**WHAT YOU HAVE TO DO**
Type out the records that follow, exactly as given.

[Dataset items]
⁂

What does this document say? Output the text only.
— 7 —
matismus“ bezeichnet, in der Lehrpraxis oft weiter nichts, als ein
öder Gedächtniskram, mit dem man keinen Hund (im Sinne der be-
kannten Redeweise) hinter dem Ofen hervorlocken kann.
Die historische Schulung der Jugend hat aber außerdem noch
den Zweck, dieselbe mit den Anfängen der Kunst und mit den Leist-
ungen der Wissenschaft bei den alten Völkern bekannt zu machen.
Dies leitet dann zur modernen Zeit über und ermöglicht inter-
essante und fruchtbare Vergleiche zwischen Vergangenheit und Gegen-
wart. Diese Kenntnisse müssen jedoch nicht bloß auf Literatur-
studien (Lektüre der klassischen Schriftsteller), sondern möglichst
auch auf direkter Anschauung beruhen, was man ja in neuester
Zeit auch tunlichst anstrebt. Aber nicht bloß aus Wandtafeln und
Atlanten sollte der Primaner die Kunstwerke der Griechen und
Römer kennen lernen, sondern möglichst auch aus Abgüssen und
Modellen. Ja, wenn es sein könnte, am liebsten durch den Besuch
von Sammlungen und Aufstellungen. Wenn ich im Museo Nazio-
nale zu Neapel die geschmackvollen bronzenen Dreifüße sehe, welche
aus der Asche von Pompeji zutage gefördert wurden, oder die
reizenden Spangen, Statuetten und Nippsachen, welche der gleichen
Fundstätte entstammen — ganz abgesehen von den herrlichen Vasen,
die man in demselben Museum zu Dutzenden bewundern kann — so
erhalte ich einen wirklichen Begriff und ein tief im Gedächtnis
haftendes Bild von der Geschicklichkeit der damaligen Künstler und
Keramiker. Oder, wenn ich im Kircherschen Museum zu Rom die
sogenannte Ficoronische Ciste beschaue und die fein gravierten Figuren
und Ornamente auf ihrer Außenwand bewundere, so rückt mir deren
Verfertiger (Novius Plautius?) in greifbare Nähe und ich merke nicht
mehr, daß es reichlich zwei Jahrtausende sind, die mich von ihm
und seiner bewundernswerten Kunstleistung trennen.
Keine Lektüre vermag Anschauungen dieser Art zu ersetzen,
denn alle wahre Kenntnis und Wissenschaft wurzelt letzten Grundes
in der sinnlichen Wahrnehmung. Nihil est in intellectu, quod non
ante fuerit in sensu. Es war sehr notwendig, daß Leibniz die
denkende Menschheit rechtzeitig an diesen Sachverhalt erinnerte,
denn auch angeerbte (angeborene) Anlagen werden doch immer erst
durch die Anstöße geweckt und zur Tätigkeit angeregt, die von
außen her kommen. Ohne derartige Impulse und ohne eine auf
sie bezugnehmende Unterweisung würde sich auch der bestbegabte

⁂

**RESPONSE**
What does this document say? Output the text only.
— 7 —
matismus“ bezeichnet, in der Lehrpraxis oft weiter nichts, als ein
öder Gedächtniskram, mit dem man keinen Hund (im Sinne der be-
kannten Redeweise) hinter dem Ofen hervorlocken kann.
Die historische Schulung der Jugend hat aber außerdem noch
den Zweck, dieselbe mit den Anfängen der Kunst und mit den Leist-
ungen der Wissenschaft bei den alten Völkern bekannt zu machen.
Dies leitet dann zur modernen Zeit über und ermöglicht inter-
essante und fruchtbare Vergleiche zwischen Vergangenheit und Gegen-
wart. Diese Kenntnisse müssen jedoch nicht bloß auf Literatur-
studien (Lektüre der klassischen Schriftsteller), sondern möglichst
auch auf direkter Anschauung beruhen, was man ja in neuester
Zeit auch tunlichst anstrebt. Aber nicht bloß aus Wandtafeln und
Atlanten sollte der Primaner die Kunstwerke der Griechen und
Römer kennen lernen, sondern möglichst auch aus Abgüssen und
Modellen. Ja, wenn es sein könnte, am liebsten durch den Besuch
von Sammlungen und Aufstellungen. Wenn ich im Museo Nazio-
nale zu Neapel die geschmackvollen bronzenen Dreifüße sehe, welche
aus der Asche von Pompeji zutage gefördert wurden, oder die
reizenden Spangen, Statuetten und Nippsachen, welche der gleichen
Fundstätte entstammen — ganz abgesehen von den herrlichen Vasen,
die man in demselben Museum zu Dutzenden bewundern kann — so
erhalte ich einen wirklichen Begriff und ein tief im Gedächtnis
haftendes Bild von der Geschicklichkeit der damaligen Künstler und
Keramiker. Oder, wenn ich im Kircherschen Museum zu Rom die
sogenannte Ficoronische Ciste beschaue und die fein gravierten Figuren
und Ornamente auf ihrer Außenwand bewundere, so rückt mir deren
Verfertiger (Novius Plautius?) in greifbare Nähe und ich merke nicht
mehr, daß es reichlich zwei Jahrtausende sind, die mich von ihm
und seiner bewundernswerten Kunstleistung trennen.
Keine Lektüre vermag Anschauungen dieser Art zu ersetzen,
denn alle wahre Kenntnis und Wissenschaft wurzelt letzten Grundes
in der sinnlichen Wahrnehmung. Nihil est in intellectu, quod non
ante fuerit in sensu. Es war sehr notwendig, daß Leibniz die
denkende Menschheit rechtzeitig an diesen Sachverhalt erinnerte,
denn auch angeerbte (angeborene) Anlagen werden doch immer erst
durch die Anstöße geweckt und zur Tätigkeit angeregt, die von
außen her kommen. Ohne derartige Impulse und ohne eine auf
sie bezugnehmende Unterweisung würde sich auch der bestbegabte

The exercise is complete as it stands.